Task goal:
What is the number of lines containing "Choukei"? Give only that number.

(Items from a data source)
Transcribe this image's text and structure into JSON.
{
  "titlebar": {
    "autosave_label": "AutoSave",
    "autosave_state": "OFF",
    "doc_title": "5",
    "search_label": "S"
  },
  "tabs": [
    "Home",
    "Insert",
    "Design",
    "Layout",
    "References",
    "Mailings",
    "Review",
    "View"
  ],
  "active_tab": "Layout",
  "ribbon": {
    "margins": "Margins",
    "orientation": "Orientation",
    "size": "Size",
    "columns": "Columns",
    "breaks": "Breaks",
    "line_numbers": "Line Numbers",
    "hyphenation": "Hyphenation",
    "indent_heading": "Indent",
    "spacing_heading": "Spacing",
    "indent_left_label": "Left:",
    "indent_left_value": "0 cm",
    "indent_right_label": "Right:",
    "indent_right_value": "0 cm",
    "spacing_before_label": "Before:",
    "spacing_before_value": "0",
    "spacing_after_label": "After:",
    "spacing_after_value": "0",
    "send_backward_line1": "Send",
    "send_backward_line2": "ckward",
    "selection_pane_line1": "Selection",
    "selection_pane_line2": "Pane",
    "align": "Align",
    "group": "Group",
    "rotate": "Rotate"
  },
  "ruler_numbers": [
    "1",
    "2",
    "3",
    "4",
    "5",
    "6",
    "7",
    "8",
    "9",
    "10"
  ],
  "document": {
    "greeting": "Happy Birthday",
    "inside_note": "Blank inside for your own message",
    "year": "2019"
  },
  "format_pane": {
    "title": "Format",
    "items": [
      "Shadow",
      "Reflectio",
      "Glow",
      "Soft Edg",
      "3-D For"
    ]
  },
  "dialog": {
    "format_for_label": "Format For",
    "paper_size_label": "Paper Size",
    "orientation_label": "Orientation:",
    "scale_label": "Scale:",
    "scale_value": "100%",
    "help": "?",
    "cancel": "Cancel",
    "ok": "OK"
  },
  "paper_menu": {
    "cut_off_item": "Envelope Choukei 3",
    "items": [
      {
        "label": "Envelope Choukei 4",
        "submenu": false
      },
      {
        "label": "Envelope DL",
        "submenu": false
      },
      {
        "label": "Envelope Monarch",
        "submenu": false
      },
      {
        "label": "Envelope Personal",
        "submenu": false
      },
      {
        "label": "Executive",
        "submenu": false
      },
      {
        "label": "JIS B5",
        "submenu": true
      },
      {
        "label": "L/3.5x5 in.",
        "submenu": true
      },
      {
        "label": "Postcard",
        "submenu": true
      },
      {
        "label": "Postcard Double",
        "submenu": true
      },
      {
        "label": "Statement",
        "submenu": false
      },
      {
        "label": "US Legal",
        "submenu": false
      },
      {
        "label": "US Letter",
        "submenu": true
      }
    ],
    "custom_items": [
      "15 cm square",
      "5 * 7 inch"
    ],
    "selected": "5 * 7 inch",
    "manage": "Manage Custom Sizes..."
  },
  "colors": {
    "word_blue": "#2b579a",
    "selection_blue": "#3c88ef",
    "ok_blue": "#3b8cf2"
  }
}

Solution for this exercise:
2